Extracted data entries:
+ + + + +
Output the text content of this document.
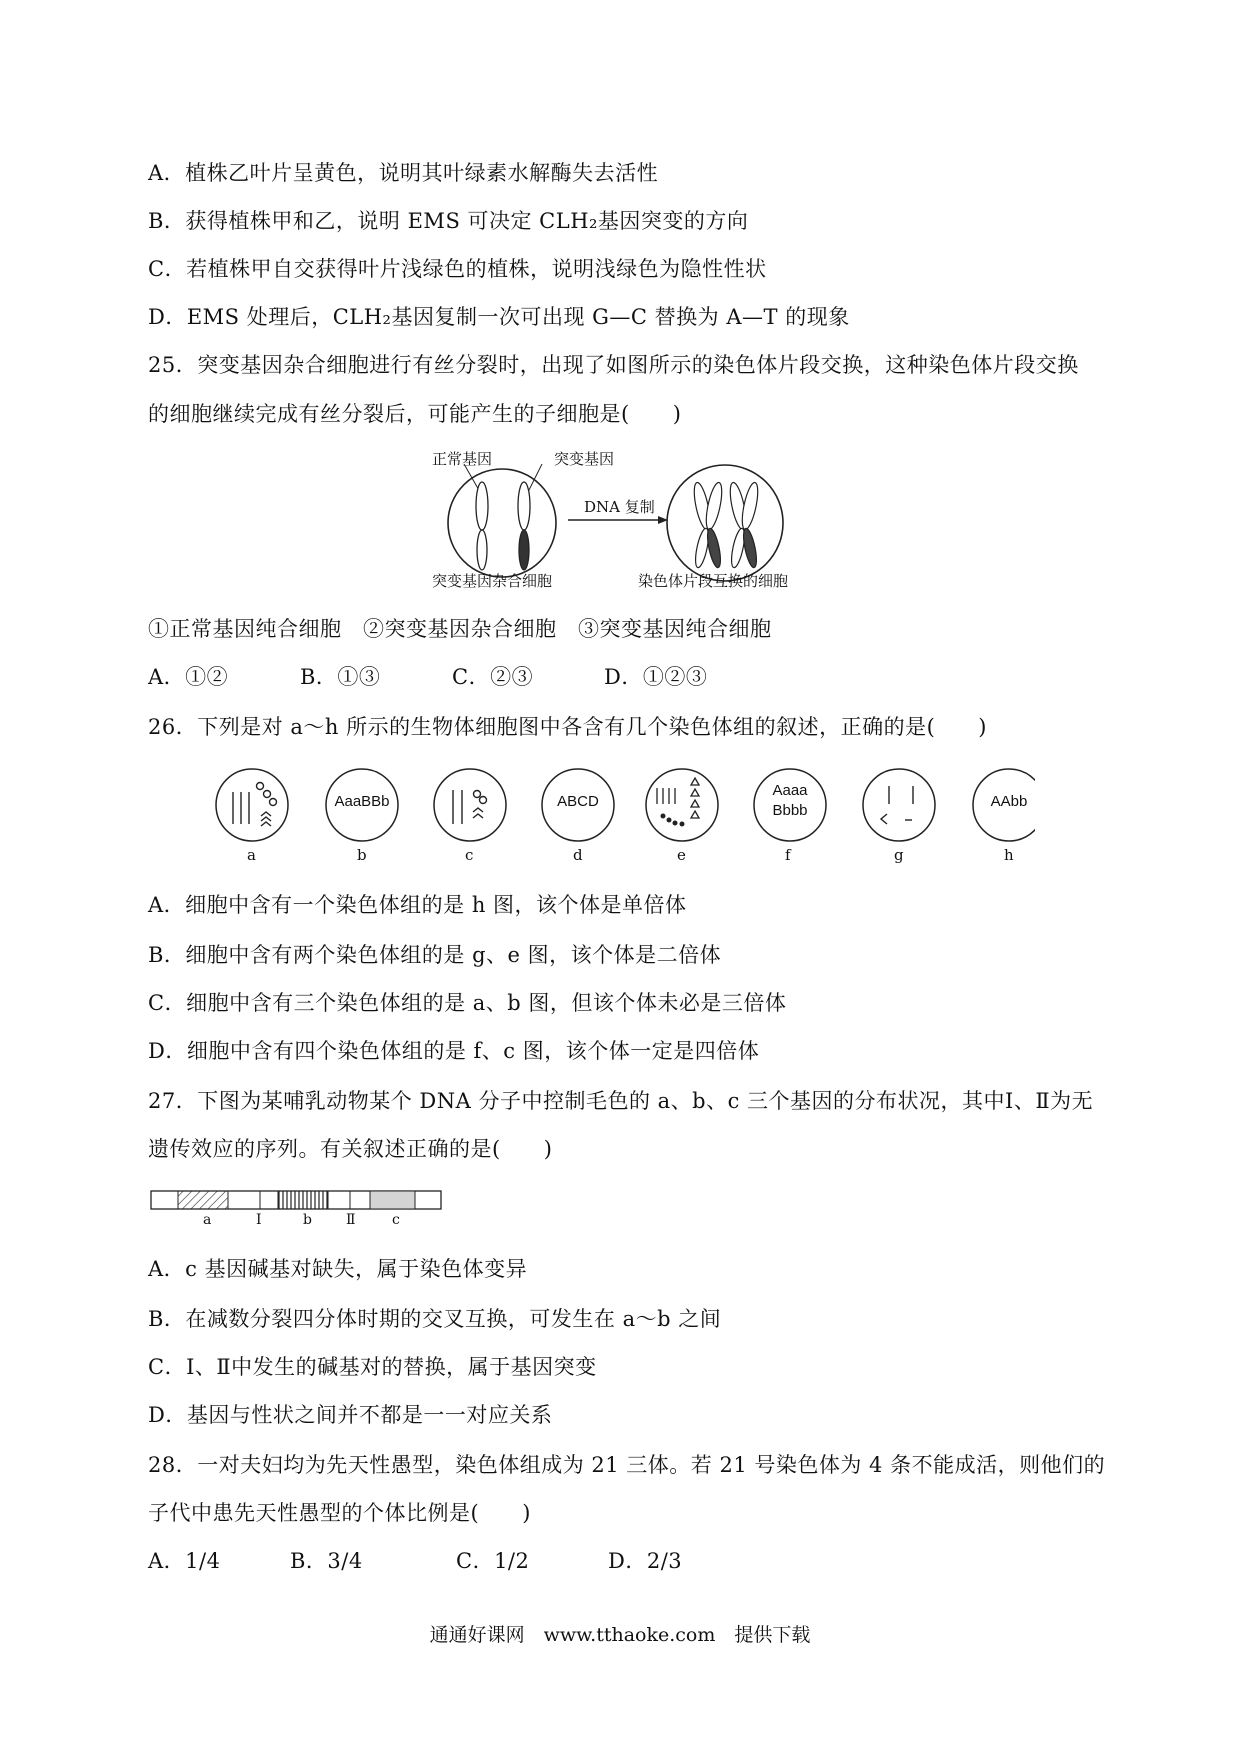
A．植株乙叶片呈黄色，说明其叶绿素水解酶失去活性
B．获得植株甲和乙，说明 EMS 可决定 CLH₂基因突变的方向
C．若植株甲自交获得叶片浅绿色的植株，说明浅绿色为隐性性状
D．EMS 处理后，CLH₂基因复制一次可出现 G—C 替换为 A—T 的现象
25．突变基因杂合细胞进行有丝分裂时，出现了如图所示的染色体片段交换，这种染色体片段交换
的细胞继续完成有丝分裂后，可能产生的子细胞是(　　)
正常基因	突变基因
DNA 复制
突变基因杂合细胞	染色体片段互换的细胞
①正常基因纯合细胞　②突变基因杂合细胞　③突变基因纯合细胞
A．①②	B．①③	C．②③	D．①②③
26．下列是对 a～h 所示的生物体细胞图中各含有几个染色体组的叙述，正确的是(　　)
AaaBBb	ABCD
Aaaa
Bbbb
AAbb
a	b	c	d	e	f	g	h
A．细胞中含有一个染色体组的是 h 图，该个体是单倍体
B．细胞中含有两个染色体组的是 g、e 图，该个体是二倍体
C．细胞中含有三个染色体组的是 a、b 图，但该个体未必是三倍体
D．细胞中含有四个染色体组的是 f、c 图，该个体一定是四倍体
27．下图为某哺乳动物某个 DNA 分子中控制毛色的 a、b、c 三个基因的分布状况，其中Ⅰ、Ⅱ为无
遗传效应的序列。有关叙述正确的是(　　)
a	Ⅰ	b Ⅱ	c
A．c 基因碱基对缺失，属于染色体变异
B．在减数分裂四分体时期的交叉互换，可发生在 a～b 之间
C．Ⅰ、Ⅱ中发生的碱基对的替换，属于基因突变
D．基因与性状之间并不都是一一对应关系
28．一对夫妇均为先天性愚型，染色体组成为 21 三体。若 21 号染色体为 4 条不能成活，则他们的
子代中患先天性愚型的个体比例是(　　)
A．1/4	B．3/4	C．1/2	D．2/3
通通好课网　www.tthaoke.com　提供下载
+ + + + +
WORK TO DO: Repeat the material above word for word, please, apart from its images.

WRITTEN SOLUTION:
Output the text content of this document.
A．植株乙叶片呈黄色，说明其叶绿素水解酶失去活性
B．获得植株甲和乙，说明 EMS 可决定 CLH₂基因突变的方向
C．若植株甲自交获得叶片浅绿色的植株，说明浅绿色为隐性性状
D．EMS 处理后，CLH₂基因复制一次可出现 G—C 替换为 A—T 的现象
25．突变基因杂合细胞进行有丝分裂时，出现了如图所示的染色体片段交换，这种染色体片段交换
的细胞继续完成有丝分裂后，可能产生的子细胞是(　　)
正常基因	突变基因
DNA 复制
突变基因杂合细胞	染色体片段互换的细胞
①正常基因纯合细胞　②突变基因杂合细胞　③突变基因纯合细胞
A．①②	B．①③	C．②③	D．①②③
26．下列是对 a～h 所示的生物体细胞图中各含有几个染色体组的叙述，正确的是(　　)
AaaBBb	ABCD
Aaaa
Bbbb
AAbb
a	b	c	d	e	f	g	h
A．细胞中含有一个染色体组的是 h 图，该个体是单倍体
B．细胞中含有两个染色体组的是 g、e 图，该个体是二倍体
C．细胞中含有三个染色体组的是 a、b 图，但该个体未必是三倍体
D．细胞中含有四个染色体组的是 f、c 图，该个体一定是四倍体
27．下图为某哺乳动物某个 DNA 分子中控制毛色的 a、b、c 三个基因的分布状况，其中Ⅰ、Ⅱ为无
遗传效应的序列。有关叙述正确的是(　　)
a	Ⅰ	b Ⅱ	c
A．c 基因碱基对缺失，属于染色体变异
B．在减数分裂四分体时期的交叉互换，可发生在 a～b 之间
C．Ⅰ、Ⅱ中发生的碱基对的替换，属于基因突变
D．基因与性状之间并不都是一一对应关系
28．一对夫妇均为先天性愚型，染色体组成为 21 三体。若 21 号染色体为 4 条不能成活，则他们的
子代中患先天性愚型的个体比例是(　　)
A．1/4	B．3/4	C．1/2	D．2/3
通通好课网　www.tthaoke.com　提供下载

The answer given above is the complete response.